Reproduce every line of the records below word for word, leaving out the pictures.

● **RECORDS FOR THE TASK**
## begin
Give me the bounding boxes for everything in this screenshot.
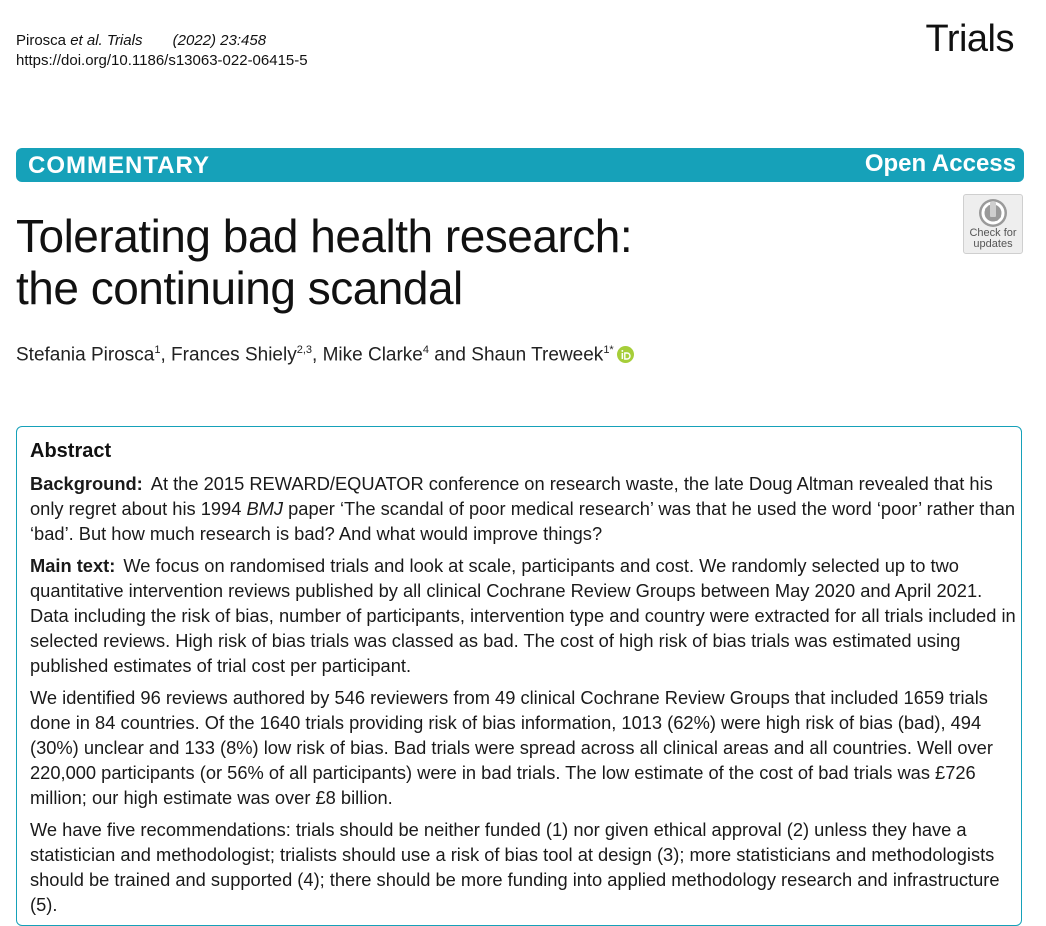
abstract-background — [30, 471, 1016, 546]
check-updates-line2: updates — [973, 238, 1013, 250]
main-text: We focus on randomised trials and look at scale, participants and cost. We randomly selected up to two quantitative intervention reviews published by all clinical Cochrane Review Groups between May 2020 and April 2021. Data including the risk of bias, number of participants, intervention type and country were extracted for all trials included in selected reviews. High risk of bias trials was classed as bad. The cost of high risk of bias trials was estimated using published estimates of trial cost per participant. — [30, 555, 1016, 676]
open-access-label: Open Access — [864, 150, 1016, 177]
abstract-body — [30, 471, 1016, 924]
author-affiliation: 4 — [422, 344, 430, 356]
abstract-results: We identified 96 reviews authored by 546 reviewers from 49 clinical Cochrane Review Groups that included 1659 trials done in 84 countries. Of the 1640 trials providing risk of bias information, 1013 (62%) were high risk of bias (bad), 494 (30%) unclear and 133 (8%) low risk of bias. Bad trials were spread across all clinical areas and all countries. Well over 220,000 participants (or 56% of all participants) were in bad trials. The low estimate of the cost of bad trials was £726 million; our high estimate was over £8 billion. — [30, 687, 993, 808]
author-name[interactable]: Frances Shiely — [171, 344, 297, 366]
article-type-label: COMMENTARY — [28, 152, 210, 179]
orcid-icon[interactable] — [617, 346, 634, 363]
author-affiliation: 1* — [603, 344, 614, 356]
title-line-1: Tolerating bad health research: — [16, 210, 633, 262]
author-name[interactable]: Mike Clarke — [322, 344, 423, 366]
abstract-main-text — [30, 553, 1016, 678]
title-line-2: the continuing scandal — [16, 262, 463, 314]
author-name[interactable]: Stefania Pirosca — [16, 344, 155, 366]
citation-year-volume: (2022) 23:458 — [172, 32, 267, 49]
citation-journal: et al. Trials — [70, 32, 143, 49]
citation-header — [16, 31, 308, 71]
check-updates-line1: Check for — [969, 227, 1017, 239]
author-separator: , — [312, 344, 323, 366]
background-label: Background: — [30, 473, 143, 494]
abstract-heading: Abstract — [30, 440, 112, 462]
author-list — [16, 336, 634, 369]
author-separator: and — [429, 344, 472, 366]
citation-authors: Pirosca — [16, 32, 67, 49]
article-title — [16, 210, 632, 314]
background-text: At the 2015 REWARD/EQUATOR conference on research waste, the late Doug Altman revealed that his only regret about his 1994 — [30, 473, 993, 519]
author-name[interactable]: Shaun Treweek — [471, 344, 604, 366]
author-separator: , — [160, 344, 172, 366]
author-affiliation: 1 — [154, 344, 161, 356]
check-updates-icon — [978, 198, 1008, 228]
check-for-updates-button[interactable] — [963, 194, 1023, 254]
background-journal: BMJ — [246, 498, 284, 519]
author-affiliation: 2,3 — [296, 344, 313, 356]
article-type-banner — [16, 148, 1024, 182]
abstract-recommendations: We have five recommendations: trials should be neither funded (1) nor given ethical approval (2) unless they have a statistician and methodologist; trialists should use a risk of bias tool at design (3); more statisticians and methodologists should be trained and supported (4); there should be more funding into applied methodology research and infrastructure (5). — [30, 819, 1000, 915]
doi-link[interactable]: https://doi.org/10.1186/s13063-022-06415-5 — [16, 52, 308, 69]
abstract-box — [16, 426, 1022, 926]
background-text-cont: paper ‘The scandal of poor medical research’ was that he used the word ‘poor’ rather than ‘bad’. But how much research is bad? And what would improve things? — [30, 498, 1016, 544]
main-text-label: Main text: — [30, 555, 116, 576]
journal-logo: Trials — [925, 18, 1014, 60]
## end
● **RESULT FOR THIS EXERCISE**
Give me the bounding boxes for everything in this screenshot.
abstract-background — [30, 471, 1016, 546]
check-updates-line2: updates — [973, 238, 1013, 250]
main-text: We focus on randomised trials and look at scale, participants and cost. We randomly selected up to two quantitative intervention reviews published by all clinical Cochrane Review Groups between May 2020 and April 2021. Data including the risk of bias, number of participants, intervention type and country were extracted for all trials included in selected reviews. High risk of bias trials was classed as bad. The cost of high risk of bias trials was estimated using published estimates of trial cost per participant. — [30, 555, 1016, 676]
open-access-label: Open Access — [864, 150, 1016, 177]
abstract-body — [30, 471, 1016, 924]
author-affiliation: 4 — [422, 344, 430, 356]
abstract-results: We identified 96 reviews authored by 546 reviewers from 49 clinical Cochrane Review Groups that included 1659 trials done in 84 countries. Of the 1640 trials providing risk of bias information, 1013 (62%) were high risk of bias (bad), 494 (30%) unclear and 133 (8%) low risk of bias. Bad trials were spread across all clinical areas and all countries. Well over 220,000 participants (or 56% of all participants) were in bad trials. The low estimate of the cost of bad trials was £726 million; our high estimate was over £8 billion. — [30, 687, 993, 808]
author-name[interactable]: Frances Shiely — [171, 344, 297, 366]
article-type-label: COMMENTARY — [28, 152, 210, 179]
orcid-icon[interactable] — [617, 346, 634, 363]
author-affiliation: 1* — [603, 344, 614, 356]
title-line-1: Tolerating bad health research: — [16, 210, 633, 262]
author-name[interactable]: Mike Clarke — [322, 344, 423, 366]
abstract-main-text — [30, 553, 1016, 678]
title-line-2: the continuing scandal — [16, 262, 463, 314]
author-name[interactable]: Stefania Pirosca — [16, 344, 155, 366]
citation-year-volume: (2022) 23:458 — [172, 32, 267, 49]
citation-journal: et al. Trials — [70, 32, 143, 49]
citation-header — [16, 31, 308, 71]
check-updates-line1: Check for — [969, 227, 1017, 239]
author-separator: , — [312, 344, 323, 366]
background-label: Background: — [30, 473, 143, 494]
abstract-heading: Abstract — [30, 440, 112, 462]
author-list — [16, 336, 634, 369]
author-separator: and — [429, 344, 472, 366]
citation-authors: Pirosca — [16, 32, 67, 49]
article-title — [16, 210, 632, 314]
background-text: At the 2015 REWARD/EQUATOR conference on research waste, the late Doug Altman revealed that his only regret about his 1994 — [30, 473, 993, 519]
author-name[interactable]: Shaun Treweek — [471, 344, 604, 366]
author-separator: , — [160, 344, 172, 366]
author-affiliation: 1 — [154, 344, 161, 356]
check-updates-icon — [978, 198, 1008, 228]
check-for-updates-button[interactable] — [963, 194, 1023, 254]
background-journal: BMJ — [246, 498, 284, 519]
author-affiliation: 2,3 — [296, 344, 313, 356]
article-type-banner — [16, 148, 1024, 182]
abstract-recommendations: We have five recommendations: trials should be neither funded (1) nor given ethical approval (2) unless they have a statistician and methodologist; trialists should use a risk of bias tool at design (3); more statisticians and methodologists should be trained and supported (4); there should be more funding into applied methodology research and infrastructure (5). — [30, 819, 1000, 915]
doi-link[interactable]: https://doi.org/10.1186/s13063-022-06415-5 — [16, 52, 308, 69]
abstract-box — [16, 426, 1022, 926]
background-text-cont: paper ‘The scandal of poor medical research’ was that he used the word ‘poor’ rather than ‘bad’. But how much research is bad? And what would improve things? — [30, 498, 1016, 544]
main-text-label: Main text: — [30, 555, 116, 576]
journal-logo: Trials — [925, 18, 1014, 60]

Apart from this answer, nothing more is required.